Set problem: Locate and copy all lines bearing the word "megfelelő".

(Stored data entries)
◇ ◇ ◇ ◇

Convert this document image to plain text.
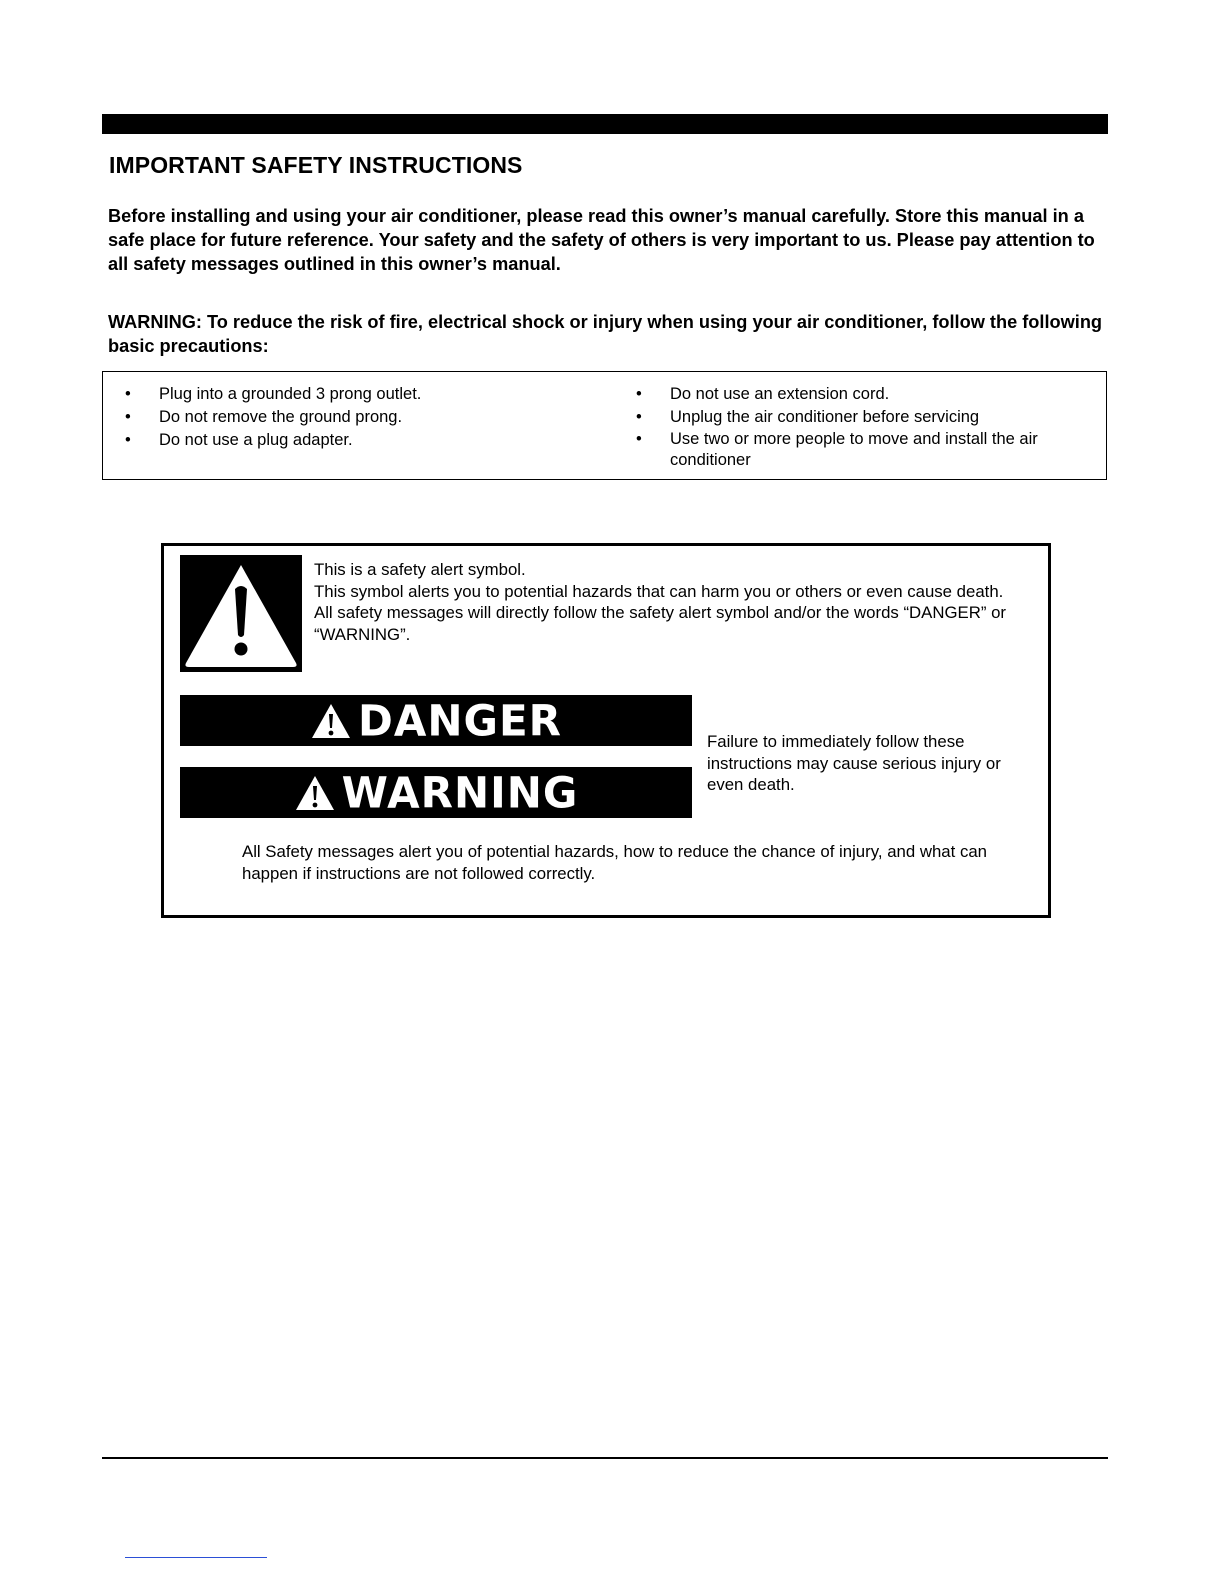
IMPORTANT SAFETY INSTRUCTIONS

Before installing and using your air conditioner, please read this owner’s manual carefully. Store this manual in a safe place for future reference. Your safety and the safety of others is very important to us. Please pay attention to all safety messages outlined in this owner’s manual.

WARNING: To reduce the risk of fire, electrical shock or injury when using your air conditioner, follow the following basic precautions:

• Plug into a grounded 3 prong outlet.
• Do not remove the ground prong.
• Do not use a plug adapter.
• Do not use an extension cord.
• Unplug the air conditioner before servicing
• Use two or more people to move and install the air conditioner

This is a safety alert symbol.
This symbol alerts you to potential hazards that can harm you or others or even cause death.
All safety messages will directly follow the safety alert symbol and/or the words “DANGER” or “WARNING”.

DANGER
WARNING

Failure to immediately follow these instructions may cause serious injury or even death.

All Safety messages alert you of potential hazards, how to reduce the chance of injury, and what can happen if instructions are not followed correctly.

◇ ◇ ◇ ◇

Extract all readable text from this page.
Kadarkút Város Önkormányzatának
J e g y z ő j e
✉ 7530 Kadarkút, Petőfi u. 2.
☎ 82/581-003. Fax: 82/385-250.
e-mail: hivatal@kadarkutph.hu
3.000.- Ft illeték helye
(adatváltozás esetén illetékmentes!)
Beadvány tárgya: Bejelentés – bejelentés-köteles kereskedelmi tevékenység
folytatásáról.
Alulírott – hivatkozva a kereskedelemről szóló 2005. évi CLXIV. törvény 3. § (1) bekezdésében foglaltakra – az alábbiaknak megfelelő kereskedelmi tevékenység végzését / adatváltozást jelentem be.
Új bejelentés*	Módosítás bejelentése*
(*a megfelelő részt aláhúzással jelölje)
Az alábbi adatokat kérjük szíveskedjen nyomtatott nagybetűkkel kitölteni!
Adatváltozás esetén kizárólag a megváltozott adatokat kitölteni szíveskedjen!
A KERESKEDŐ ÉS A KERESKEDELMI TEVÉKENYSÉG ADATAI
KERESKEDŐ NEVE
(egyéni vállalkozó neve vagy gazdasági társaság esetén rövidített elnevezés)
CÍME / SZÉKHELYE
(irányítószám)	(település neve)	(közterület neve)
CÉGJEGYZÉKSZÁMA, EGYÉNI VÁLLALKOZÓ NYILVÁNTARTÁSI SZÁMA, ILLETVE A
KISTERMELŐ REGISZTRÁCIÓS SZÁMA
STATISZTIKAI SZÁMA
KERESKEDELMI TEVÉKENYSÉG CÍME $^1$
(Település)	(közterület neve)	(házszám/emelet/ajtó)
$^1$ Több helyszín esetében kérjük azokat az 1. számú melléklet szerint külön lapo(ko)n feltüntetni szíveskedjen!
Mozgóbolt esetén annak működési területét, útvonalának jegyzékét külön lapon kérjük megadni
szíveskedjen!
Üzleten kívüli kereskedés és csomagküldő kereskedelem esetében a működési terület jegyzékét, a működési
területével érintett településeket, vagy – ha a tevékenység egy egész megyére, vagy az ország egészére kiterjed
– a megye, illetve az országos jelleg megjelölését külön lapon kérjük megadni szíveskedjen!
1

◇ ◇ ◇ ◇

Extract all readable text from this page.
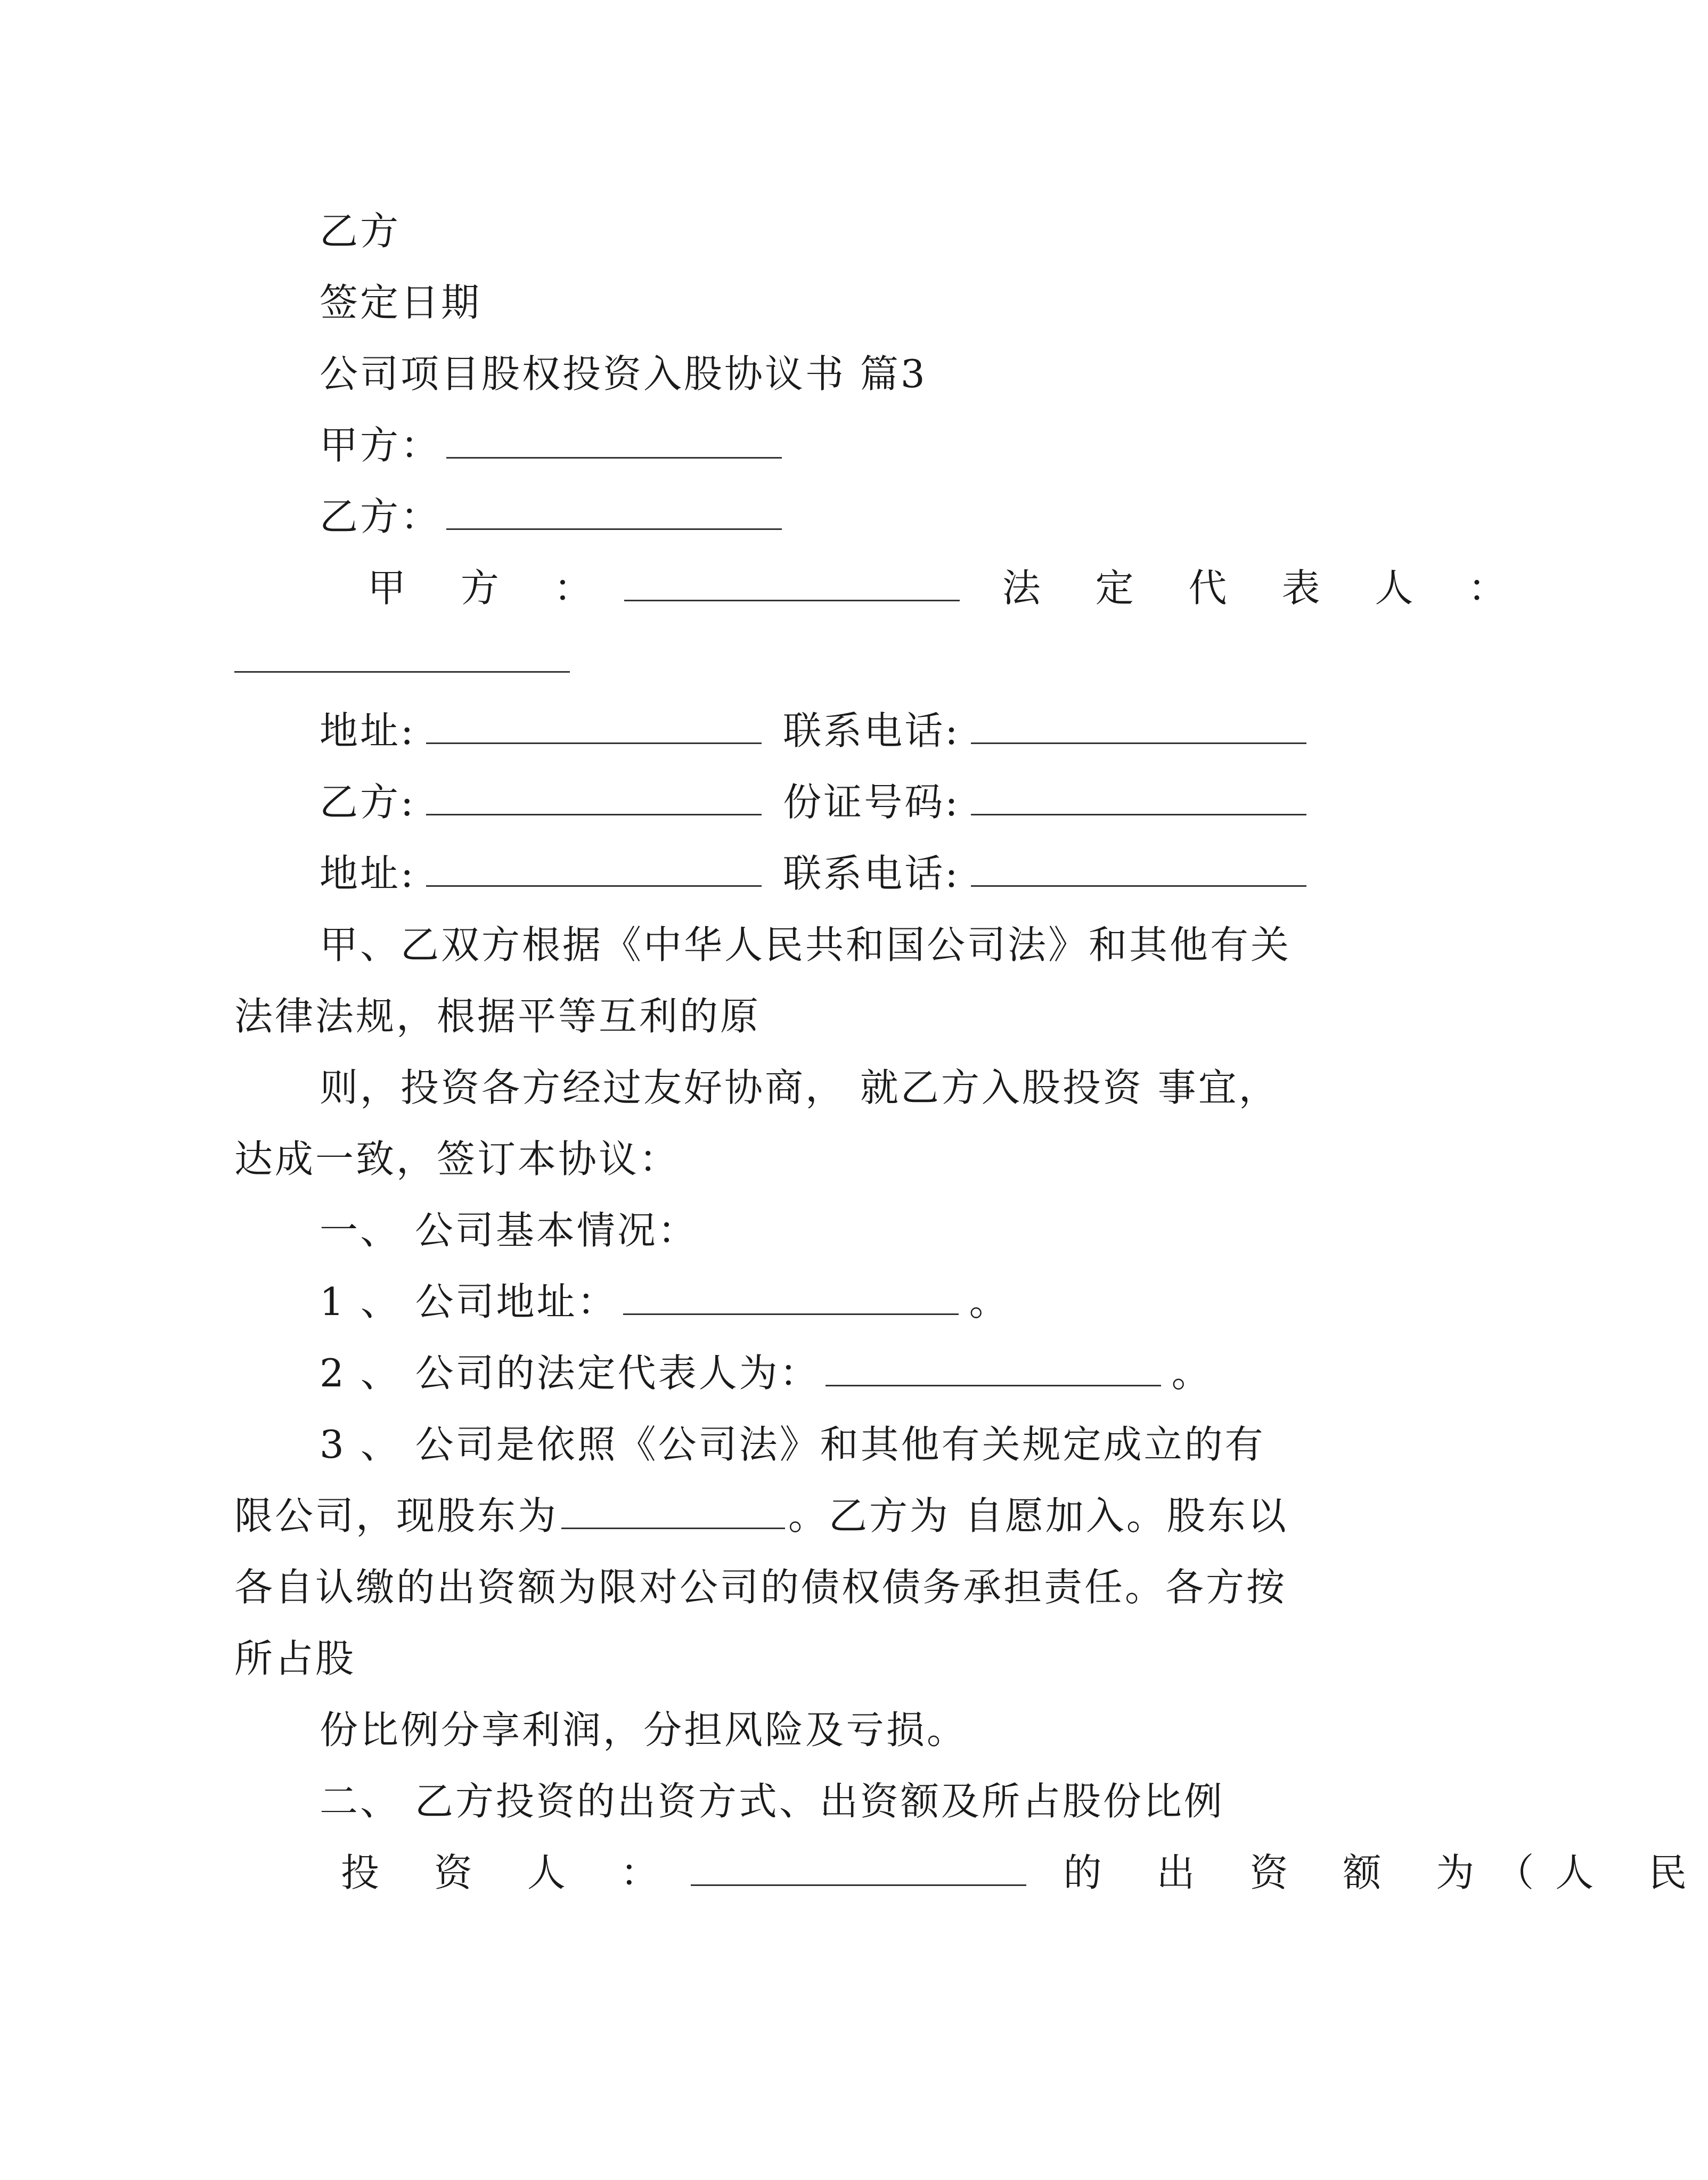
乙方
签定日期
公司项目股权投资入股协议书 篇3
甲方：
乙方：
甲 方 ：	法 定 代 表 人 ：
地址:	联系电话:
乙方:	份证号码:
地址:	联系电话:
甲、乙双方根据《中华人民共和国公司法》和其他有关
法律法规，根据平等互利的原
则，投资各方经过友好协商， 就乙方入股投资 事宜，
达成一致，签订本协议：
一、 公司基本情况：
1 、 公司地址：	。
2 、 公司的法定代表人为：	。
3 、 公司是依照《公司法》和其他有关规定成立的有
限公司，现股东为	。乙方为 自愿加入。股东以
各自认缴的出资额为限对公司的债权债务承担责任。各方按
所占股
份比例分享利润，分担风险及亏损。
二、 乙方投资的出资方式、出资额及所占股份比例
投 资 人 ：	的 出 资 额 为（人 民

◇ ◇ ◇ ◇

Written solution:
Alulírott – hivatkozva a kereskedelemről szóló 2005. évi CLXIV. törvény 3. § (1) bekezdésében foglaltakra – az alábbiaknak megfelelő kereskedelmi tevékenység végzését / adatváltozást jelentem be.
(*a megfelelő részt aláhúzással jelölje)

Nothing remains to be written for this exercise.